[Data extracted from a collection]
+++++

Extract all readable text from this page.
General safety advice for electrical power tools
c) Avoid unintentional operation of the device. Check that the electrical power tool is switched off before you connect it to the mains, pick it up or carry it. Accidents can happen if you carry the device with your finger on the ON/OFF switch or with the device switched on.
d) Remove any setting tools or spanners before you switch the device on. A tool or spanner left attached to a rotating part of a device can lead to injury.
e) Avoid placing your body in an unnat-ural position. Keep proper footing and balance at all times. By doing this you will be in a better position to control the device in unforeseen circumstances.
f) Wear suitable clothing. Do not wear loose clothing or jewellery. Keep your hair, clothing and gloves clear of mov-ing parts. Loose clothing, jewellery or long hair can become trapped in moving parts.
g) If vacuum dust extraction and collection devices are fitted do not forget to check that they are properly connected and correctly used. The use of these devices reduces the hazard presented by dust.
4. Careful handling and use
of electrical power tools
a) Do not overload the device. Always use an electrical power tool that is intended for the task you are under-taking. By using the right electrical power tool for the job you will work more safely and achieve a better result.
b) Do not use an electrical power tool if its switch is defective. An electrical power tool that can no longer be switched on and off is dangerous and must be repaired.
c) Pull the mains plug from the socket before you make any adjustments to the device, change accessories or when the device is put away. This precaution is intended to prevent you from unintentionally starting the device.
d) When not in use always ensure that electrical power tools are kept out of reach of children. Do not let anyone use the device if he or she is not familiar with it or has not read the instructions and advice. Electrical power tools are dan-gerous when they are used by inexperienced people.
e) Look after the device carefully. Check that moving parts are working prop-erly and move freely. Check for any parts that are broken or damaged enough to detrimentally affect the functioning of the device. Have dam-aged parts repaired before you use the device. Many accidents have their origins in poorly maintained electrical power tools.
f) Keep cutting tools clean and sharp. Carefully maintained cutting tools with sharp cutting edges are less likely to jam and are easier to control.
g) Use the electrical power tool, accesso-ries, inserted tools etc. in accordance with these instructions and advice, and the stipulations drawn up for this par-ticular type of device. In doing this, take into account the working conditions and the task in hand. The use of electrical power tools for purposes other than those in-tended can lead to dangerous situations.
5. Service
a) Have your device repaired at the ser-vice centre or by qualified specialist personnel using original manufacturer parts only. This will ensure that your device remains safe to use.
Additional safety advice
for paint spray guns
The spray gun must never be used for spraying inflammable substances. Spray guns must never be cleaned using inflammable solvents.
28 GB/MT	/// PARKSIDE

+++++

- TASK OBJECTIVE
Find all lines with "spray" in them and copy each one.

- SOLUTION TO THIS TASK
for paint spray guns
The spray gun must never be used for spraying inflammable substances. Spray guns must never be cleaned using inflammable solvents.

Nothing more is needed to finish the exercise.